**Requirement 1**:
In what year was the earliest computer-synthesized singing known to the author of the speech synthesis page created?

**Passage given**:

Digital Speech Synthesis

Introduction

You belong on this page if you understand sound-synthesis instruments and notelists, and if you wish to understand how MUSIC-N style software sound synthesis can emulate human vocal sounds.

The earliest example of computer-synthesized singing known to me is a 1961 rendition of a male human voice singing the chorus of Henry Dacre's 1892 “Daisy Bell” (Popularly known as “A Bicycle Built for Two”). This early example was created at Bell Labs, and the results can be heard on youtube. The example has an accompaniment generated by Max Mathews, no doubt using one of the MUSIC-N series of programs. However, MUSIC-N does not seem to have played a role in the actual speech synthesis.

The goal of this page sequence is to use the Sound engine to re-synthesize “Daisy Bell”. The objective is synthesis informed by acoustics, which means that wherever possible we want the assembly of sound-synthesis components (oscillators, noise generators, filters, etc.) to be explainable in terms of the vocal tract and its resonant cavities. However, this will be possible only up to a point — the later pages on fricatives and plosives rely upon sound spectra which are analytically produced without reference to any physical model. This exercise intentionally excludes techniques such as sampling and and linear predictive coding. Although these techniques produce vocal sounds which are much more realistic than those which will be achieved here, using them leaves the user with very little insight into the nature of a sound: its spectral peaks and valleys, and how the sound unfolds over time.

**Data section**:
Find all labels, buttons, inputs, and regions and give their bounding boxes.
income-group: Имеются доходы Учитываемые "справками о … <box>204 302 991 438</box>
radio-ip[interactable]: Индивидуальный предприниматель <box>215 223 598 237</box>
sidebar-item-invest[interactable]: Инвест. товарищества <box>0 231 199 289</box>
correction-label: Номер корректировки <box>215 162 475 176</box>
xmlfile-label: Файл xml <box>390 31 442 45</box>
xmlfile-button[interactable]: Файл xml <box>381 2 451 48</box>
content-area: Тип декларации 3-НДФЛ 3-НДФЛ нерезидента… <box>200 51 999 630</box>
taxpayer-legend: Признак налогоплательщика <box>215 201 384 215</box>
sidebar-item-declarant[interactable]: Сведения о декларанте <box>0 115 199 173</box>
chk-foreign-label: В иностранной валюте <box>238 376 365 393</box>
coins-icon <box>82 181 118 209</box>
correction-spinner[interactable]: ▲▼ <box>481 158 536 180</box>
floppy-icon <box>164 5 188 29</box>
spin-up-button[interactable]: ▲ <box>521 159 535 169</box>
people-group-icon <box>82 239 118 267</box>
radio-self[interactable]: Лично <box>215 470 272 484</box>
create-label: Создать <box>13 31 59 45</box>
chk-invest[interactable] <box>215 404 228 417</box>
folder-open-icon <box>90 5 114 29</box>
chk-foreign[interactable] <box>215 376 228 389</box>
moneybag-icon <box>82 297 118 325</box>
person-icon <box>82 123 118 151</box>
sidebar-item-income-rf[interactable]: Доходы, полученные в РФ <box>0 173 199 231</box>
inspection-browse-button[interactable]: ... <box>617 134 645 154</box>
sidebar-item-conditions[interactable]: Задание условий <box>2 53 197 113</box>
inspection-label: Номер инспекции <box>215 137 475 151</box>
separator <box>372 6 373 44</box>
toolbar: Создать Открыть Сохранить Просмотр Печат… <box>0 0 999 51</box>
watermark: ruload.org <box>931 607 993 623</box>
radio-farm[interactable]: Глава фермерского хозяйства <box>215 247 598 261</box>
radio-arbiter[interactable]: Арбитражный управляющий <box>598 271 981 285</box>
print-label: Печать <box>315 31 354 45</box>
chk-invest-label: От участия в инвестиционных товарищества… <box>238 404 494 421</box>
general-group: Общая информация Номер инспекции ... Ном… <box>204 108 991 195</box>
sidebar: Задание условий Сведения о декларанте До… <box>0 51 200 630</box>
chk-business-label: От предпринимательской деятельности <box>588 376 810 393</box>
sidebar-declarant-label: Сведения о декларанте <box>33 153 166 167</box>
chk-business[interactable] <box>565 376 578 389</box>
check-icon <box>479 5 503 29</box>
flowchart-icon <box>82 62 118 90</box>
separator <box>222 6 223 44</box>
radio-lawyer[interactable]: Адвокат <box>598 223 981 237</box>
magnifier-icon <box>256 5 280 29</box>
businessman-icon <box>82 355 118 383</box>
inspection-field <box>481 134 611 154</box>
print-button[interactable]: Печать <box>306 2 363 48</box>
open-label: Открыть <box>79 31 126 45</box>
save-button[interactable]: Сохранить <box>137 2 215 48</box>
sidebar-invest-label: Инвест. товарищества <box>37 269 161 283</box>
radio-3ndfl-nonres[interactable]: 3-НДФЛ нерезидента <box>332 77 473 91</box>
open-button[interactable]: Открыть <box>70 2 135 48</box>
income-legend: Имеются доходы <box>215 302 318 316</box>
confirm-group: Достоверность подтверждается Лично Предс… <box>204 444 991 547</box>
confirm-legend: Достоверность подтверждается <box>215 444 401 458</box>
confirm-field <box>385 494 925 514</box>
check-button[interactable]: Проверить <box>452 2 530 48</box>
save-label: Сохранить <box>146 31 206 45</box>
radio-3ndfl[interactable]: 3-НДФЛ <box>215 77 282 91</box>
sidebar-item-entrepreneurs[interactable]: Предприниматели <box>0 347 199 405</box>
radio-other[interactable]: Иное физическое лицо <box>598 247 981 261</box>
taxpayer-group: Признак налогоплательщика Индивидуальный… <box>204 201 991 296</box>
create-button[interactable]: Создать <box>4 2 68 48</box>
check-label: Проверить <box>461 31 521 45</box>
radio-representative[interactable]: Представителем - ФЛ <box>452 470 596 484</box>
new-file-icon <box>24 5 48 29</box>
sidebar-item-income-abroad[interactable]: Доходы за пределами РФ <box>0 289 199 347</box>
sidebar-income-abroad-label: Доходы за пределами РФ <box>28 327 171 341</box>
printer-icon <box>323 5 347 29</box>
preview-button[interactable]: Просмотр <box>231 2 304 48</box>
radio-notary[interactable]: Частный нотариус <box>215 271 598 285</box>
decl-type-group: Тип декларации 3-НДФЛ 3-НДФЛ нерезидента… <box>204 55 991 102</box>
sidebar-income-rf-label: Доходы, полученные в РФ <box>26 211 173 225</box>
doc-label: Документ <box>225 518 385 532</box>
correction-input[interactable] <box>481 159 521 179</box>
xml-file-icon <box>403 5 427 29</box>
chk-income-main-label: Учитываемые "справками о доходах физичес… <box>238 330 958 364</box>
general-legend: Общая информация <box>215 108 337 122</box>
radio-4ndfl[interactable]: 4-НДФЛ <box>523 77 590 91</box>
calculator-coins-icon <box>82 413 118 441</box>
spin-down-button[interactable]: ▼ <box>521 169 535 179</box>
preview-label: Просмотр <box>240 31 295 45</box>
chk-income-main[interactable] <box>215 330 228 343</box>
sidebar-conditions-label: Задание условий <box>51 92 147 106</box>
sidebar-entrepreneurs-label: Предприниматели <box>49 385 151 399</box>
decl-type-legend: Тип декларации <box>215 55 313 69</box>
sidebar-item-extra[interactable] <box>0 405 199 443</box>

**Requirement 2**:
Please transcribe the listing from its first line up to and including the line with "radio-ip[interactable]: Индивидуальный предприниматель".

**Exercise response 1**:
1961

**Exercise response 2**:
Find all labels, buttons, inputs, and regions and give their bounding boxes.
income-group: Имеются доходы Учитываемые "справками о … <box>204 302 991 438</box>
radio-ip[interactable]: Индивидуальный предприниматель <box>215 223 598 237</box>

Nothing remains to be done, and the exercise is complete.